--- START OF Dataset records ---

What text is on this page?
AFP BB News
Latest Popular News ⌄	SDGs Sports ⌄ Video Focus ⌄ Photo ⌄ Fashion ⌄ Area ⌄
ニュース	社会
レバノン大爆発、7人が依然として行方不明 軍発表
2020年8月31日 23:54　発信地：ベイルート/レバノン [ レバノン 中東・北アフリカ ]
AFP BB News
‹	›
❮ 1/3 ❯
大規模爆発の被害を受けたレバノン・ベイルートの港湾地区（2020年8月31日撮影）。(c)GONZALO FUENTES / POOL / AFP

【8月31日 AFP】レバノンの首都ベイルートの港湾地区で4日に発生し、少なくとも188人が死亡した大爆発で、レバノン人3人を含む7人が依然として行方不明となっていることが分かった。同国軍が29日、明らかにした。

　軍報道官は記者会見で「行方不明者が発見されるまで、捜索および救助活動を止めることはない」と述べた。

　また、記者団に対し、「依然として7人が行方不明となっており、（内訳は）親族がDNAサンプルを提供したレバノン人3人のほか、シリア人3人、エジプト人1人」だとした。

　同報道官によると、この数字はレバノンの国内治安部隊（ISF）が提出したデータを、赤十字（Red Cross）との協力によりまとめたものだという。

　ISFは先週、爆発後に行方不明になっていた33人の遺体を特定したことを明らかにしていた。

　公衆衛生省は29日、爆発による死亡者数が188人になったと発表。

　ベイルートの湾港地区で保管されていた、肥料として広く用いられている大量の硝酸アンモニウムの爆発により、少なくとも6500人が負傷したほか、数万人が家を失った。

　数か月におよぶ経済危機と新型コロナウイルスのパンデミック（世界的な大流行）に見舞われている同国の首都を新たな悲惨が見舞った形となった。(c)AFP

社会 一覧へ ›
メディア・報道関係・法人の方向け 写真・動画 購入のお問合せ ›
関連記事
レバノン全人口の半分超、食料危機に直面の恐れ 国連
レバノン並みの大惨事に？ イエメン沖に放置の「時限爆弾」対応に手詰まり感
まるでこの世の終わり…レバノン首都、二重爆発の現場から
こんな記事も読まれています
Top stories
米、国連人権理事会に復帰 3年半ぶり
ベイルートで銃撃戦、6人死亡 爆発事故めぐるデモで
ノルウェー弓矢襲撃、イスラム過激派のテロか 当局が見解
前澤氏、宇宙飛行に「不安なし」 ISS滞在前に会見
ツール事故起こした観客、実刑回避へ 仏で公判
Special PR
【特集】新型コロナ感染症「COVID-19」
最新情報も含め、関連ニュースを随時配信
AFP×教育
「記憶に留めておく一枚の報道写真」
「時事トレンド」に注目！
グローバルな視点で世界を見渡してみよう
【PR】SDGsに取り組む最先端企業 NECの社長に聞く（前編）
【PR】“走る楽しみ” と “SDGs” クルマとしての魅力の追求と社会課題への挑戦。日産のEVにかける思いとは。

--- END OF Dataset records ---

Aim: Repeat the listing exactly, from its first line to its last.

Answer for the task:
What text is on this page?
AFP BB News
Latest Popular News ⌄	SDGs Sports ⌄ Video Focus ⌄ Photo ⌄ Fashion ⌄ Area ⌄
ニュース	社会
レバノン大爆発、7人が依然として行方不明 軍発表
2020年8月31日 23:54　発信地：ベイルート/レバノン [ レバノン 中東・北アフリカ ]
AFP BB News
‹	›
❮ 1/3 ❯
大規模爆発の被害を受けたレバノン・ベイルートの港湾地区（2020年8月31日撮影）。(c)GONZALO FUENTES / POOL / AFP

【8月31日 AFP】レバノンの首都ベイルートの港湾地区で4日に発生し、少なくとも188人が死亡した大爆発で、レバノン人3人を含む7人が依然として行方不明となっていることが分かった。同国軍が29日、明らかにした。

　軍報道官は記者会見で「行方不明者が発見されるまで、捜索および救助活動を止めることはない」と述べた。

　また、記者団に対し、「依然として7人が行方不明となっており、（内訳は）親族がDNAサンプルを提供したレバノン人3人のほか、シリア人3人、エジプト人1人」だとした。

　同報道官によると、この数字はレバノンの国内治安部隊（ISF）が提出したデータを、赤十字（Red Cross）との協力によりまとめたものだという。

　ISFは先週、爆発後に行方不明になっていた33人の遺体を特定したことを明らかにしていた。

　公衆衛生省は29日、爆発による死亡者数が188人になったと発表。

　ベイルートの湾港地区で保管されていた、肥料として広く用いられている大量の硝酸アンモニウムの爆発により、少なくとも6500人が負傷したほか、数万人が家を失った。

　数か月におよぶ経済危機と新型コロナウイルスのパンデミック（世界的な大流行）に見舞われている同国の首都を新たな悲惨が見舞った形となった。(c)AFP

社会 一覧へ ›
メディア・報道関係・法人の方向け 写真・動画 購入のお問合せ ›
関連記事
レバノン全人口の半分超、食料危機に直面の恐れ 国連
レバノン並みの大惨事に？ イエメン沖に放置の「時限爆弾」対応に手詰まり感
まるでこの世の終わり…レバノン首都、二重爆発の現場から
こんな記事も読まれています
Top stories
米、国連人権理事会に復帰 3年半ぶり
ベイルートで銃撃戦、6人死亡 爆発事故めぐるデモで
ノルウェー弓矢襲撃、イスラム過激派のテロか 当局が見解
前澤氏、宇宙飛行に「不安なし」 ISS滞在前に会見
ツール事故起こした観客、実刑回避へ 仏で公判
Special PR
【特集】新型コロナ感染症「COVID-19」
最新情報も含め、関連ニュースを随時配信
AFP×教育
「記憶に留めておく一枚の報道写真」
「時事トレンド」に注目！
グローバルな視点で世界を見渡してみよう
【PR】SDGsに取り組む最先端企業 NECの社長に聞く（前編）
【PR】“走る楽しみ” と “SDGs” クルマとしての魅力の追求と社会課題への挑戦。日産のEVにかける思いとは。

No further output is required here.